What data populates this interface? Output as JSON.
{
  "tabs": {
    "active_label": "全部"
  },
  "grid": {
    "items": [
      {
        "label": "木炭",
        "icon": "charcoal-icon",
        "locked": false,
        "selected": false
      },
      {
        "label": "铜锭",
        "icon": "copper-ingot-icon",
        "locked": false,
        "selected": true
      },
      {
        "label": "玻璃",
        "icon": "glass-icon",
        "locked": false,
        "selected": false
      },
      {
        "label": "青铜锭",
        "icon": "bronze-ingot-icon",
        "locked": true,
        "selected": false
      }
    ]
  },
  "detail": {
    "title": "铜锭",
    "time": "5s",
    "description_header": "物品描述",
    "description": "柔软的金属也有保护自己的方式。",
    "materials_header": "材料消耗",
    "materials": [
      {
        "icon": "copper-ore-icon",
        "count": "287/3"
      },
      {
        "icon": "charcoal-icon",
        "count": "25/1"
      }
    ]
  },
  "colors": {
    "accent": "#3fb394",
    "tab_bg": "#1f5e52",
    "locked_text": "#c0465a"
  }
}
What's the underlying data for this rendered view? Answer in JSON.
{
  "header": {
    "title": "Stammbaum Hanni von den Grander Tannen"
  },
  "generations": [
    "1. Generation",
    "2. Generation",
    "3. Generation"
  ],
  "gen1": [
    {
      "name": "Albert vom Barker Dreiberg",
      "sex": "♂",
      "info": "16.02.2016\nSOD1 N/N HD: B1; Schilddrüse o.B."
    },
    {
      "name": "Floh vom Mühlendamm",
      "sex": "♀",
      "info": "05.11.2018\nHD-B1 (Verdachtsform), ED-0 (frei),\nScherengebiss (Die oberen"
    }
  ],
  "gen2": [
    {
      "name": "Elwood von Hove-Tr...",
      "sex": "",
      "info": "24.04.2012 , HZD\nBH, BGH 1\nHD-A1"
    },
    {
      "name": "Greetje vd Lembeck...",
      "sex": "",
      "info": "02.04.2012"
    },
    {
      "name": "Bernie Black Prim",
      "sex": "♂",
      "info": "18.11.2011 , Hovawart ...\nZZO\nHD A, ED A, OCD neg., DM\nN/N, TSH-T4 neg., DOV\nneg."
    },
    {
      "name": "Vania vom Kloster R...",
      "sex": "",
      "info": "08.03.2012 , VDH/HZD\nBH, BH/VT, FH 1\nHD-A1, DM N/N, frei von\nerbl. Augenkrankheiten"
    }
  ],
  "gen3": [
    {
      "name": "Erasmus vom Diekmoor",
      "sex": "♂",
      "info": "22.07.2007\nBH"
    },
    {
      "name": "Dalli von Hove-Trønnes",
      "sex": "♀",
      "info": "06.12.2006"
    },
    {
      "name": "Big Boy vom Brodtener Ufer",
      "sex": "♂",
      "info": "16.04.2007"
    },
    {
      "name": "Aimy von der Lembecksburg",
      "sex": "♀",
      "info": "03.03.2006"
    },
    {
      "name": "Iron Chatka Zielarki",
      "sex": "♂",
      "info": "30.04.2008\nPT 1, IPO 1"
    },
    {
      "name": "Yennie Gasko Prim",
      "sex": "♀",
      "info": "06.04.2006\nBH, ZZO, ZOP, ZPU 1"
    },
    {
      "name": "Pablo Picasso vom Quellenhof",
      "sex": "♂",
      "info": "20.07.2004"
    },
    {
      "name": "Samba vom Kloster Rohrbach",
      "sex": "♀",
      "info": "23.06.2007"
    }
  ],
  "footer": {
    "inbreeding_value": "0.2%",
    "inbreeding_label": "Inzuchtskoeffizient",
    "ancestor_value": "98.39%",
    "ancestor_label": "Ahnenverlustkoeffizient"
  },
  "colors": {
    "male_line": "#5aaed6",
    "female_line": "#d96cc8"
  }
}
::::
### TASK REQUIREMENTS
Go through the listing and copy all of it exactly.

### TASK SOLUTION
What data populates this interface? Output as JSON.
{
  "tabs": {
    "active_label": "全部"
  },
  "grid": {
    "items": [
      {
        "label": "木炭",
        "icon": "charcoal-icon",
        "locked": false,
        "selected": false
      },
      {
        "label": "铜锭",
        "icon": "copper-ingot-icon",
        "locked": false,
        "selected": true
      },
      {
        "label": "玻璃",
        "icon": "glass-icon",
        "locked": false,
        "selected": false
      },
      {
        "label": "青铜锭",
        "icon": "bronze-ingot-icon",
        "locked": true,
        "selected": false
      }
    ]
  },
  "detail": {
    "title": "铜锭",
    "time": "5s",
    "description_header": "物品描述",
    "description": "柔软的金属也有保护自己的方式。",
    "materials_header": "材料消耗",
    "materials": [
      {
        "icon": "copper-ore-icon",
        "count": "287/3"
      },
      {
        "icon": "charcoal-icon",
        "count": "25/1"
      }
    ]
  },
  "colors": {
    "accent": "#3fb394",
    "tab_bg": "#1f5e52",
    "locked_text": "#c0465a"
  }
}
What's the underlying data for this rendered view? Answer in JSON.
{
  "header": {
    "title": "Stammbaum Hanni von den Grander Tannen"
  },
  "generations": [
    "1. Generation",
    "2. Generation",
    "3. Generation"
  ],
  "gen1": [
    {
      "name": "Albert vom Barker Dreiberg",
      "sex": "♂",
      "info": "16.02.2016\nSOD1 N/N HD: B1; Schilddrüse o.B."
    },
    {
      "name": "Floh vom Mühlendamm",
      "sex": "♀",
      "info": "05.11.2018\nHD-B1 (Verdachtsform), ED-0 (frei),\nScherengebiss (Die oberen"
    }
  ],
  "gen2": [
    {
      "name": "Elwood von Hove-Tr...",
      "sex": "",
      "info": "24.04.2012 , HZD\nBH, BGH 1\nHD-A1"
    },
    {
      "name": "Greetje vd Lembeck...",
      "sex": "",
      "info": "02.04.2012"
    },
    {
      "name": "Bernie Black Prim",
      "sex": "♂",
      "info": "18.11.2011 , Hovawart ...\nZZO\nHD A, ED A, OCD neg., DM\nN/N, TSH-T4 neg., DOV\nneg."
    },
    {
      "name": "Vania vom Kloster R...",
      "sex": "",
      "info": "08.03.2012 , VDH/HZD\nBH, BH/VT, FH 1\nHD-A1, DM N/N, frei von\nerbl. Augenkrankheiten"
    }
  ],
  "gen3": [
    {
      "name": "Erasmus vom Diekmoor",
      "sex": "♂",
      "info": "22.07.2007\nBH"
    },
    {
      "name": "Dalli von Hove-Trønnes",
      "sex": "♀",
      "info": "06.12.2006"
    },
    {
      "name": "Big Boy vom Brodtener Ufer",
      "sex": "♂",
      "info": "16.04.2007"
    },
    {
      "name": "Aimy von der Lembecksburg",
      "sex": "♀",
      "info": "03.03.2006"
    },
    {
      "name": "Iron Chatka Zielarki",
      "sex": "♂",
      "info": "30.04.2008\nPT 1, IPO 1"
    },
    {
      "name": "Yennie Gasko Prim",
      "sex": "♀",
      "info": "06.04.2006\nBH, ZZO, ZOP, ZPU 1"
    },
    {
      "name": "Pablo Picasso vom Quellenhof",
      "sex": "♂",
      "info": "20.07.2004"
    },
    {
      "name": "Samba vom Kloster Rohrbach",
      "sex": "♀",
      "info": "23.06.2007"
    }
  ],
  "footer": {
    "inbreeding_value": "0.2%",
    "inbreeding_label": "Inzuchtskoeffizient",
    "ancestor_value": "98.39%",
    "ancestor_label": "Ahnenverlustkoeffizient"
  },
  "colors": {
    "male_line": "#5aaed6",
    "female_line": "#d96cc8"
  }
}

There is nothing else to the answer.